=== What you are asked to do ===
Could you write out every record below exactly, leaving out any pictures?

§ §

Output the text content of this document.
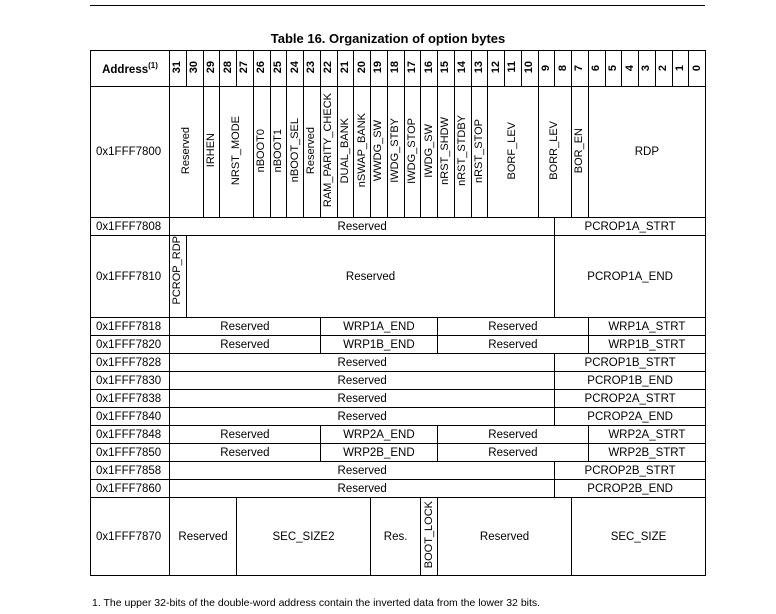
Table 16. Organization of option bytes
Address$^{(1)}$	31	30	29	28	27	26	25	24	23	22	21	20	19	18	17	16	15	14	13	12	11	10	9	8	7	6	5	4	3	2	1	0
0x1FFF7800	Reserved		IRHEN	NRST_MODE		nBOOT0	nBOOT1	nBOOT_SEL	Reserved	RAM_PARITY_CHECK	DUAL_BANK	nSWAP_BANK	WWDG_SW	IWDG_STBY	IWDG_STOP	IWDG_SW	nRST_SHDW	nRST_STDBY	nRST_STOP	BORF_LEV			BORR_LEV		BOR_EN	RDP						
0x1FFF7808	Reserved																							PCROP1A_STRT								
0x1FFF7810	PCROP_RDP	Reserved																						PCROP1A_END								
0x1FFF7818	Reserved									WRP1A_END							Reserved									WRP1A_STRT						
0x1FFF7820	Reserved									WRP1B_END							Reserved									WRP1B_STRT						
0x1FFF7828	Reserved																							PCROP1B_STRT								
0x1FFF7830	Reserved																							PCROP1B_END								
0x1FFF7838	Reserved																							PCROP2A_STRT								
0x1FFF7840	Reserved																							PCROP2A_END								
0x1FFF7848	Reserved									WRP2A_END							Reserved									WRP2A_STRT						
0x1FFF7850	Reserved									WRP2B_END							Reserved									WRP2B_STRT						
0x1FFF7858	Reserved																							PCROP2B_STRT								
0x1FFF7860	Reserved																							PCROP2B_END								
0x1FFF7870	Reserved				SEC_SIZE2								Res.			BOOT_LOCK	Reserved								SEC_SIZE							
1. The upper 32-bits of the double-word address contain the inverted data from the lower 32 bits.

§ §

=== The reply ===
Output the text content of this document.
Table 16. Organization of option bytes
Address$^{(1)}$	31	30	29	28	27	26	25	24	23	22	21	20	19	18	17	16	15	14	13	12	11	10	9	8	7	6	5	4	3	2	1	0
0x1FFF7800	Reserved		IRHEN	NRST_MODE		nBOOT0	nBOOT1	nBOOT_SEL	Reserved	RAM_PARITY_CHECK	DUAL_BANK	nSWAP_BANK	WWDG_SW	IWDG_STBY	IWDG_STOP	IWDG_SW	nRST_SHDW	nRST_STDBY	nRST_STOP	BORF_LEV			BORR_LEV		BOR_EN	RDP						
0x1FFF7808	Reserved																							PCROP1A_STRT								
0x1FFF7810	PCROP_RDP	Reserved																						PCROP1A_END								
0x1FFF7818	Reserved									WRP1A_END							Reserved									WRP1A_STRT						
0x1FFF7820	Reserved									WRP1B_END							Reserved									WRP1B_STRT						
0x1FFF7828	Reserved																							PCROP1B_STRT								
0x1FFF7830	Reserved																							PCROP1B_END								
0x1FFF7838	Reserved																							PCROP2A_STRT								
0x1FFF7840	Reserved																							PCROP2A_END								
0x1FFF7848	Reserved									WRP2A_END							Reserved									WRP2A_STRT						
0x1FFF7850	Reserved									WRP2B_END							Reserved									WRP2B_STRT						
0x1FFF7858	Reserved																							PCROP2B_STRT								
0x1FFF7860	Reserved																							PCROP2B_END								
0x1FFF7870	Reserved				SEC_SIZE2								Res.			BOOT_LOCK	Reserved								SEC_SIZE							
1. The upper 32-bits of the double-word address contain the inverted data from the lower 32 bits.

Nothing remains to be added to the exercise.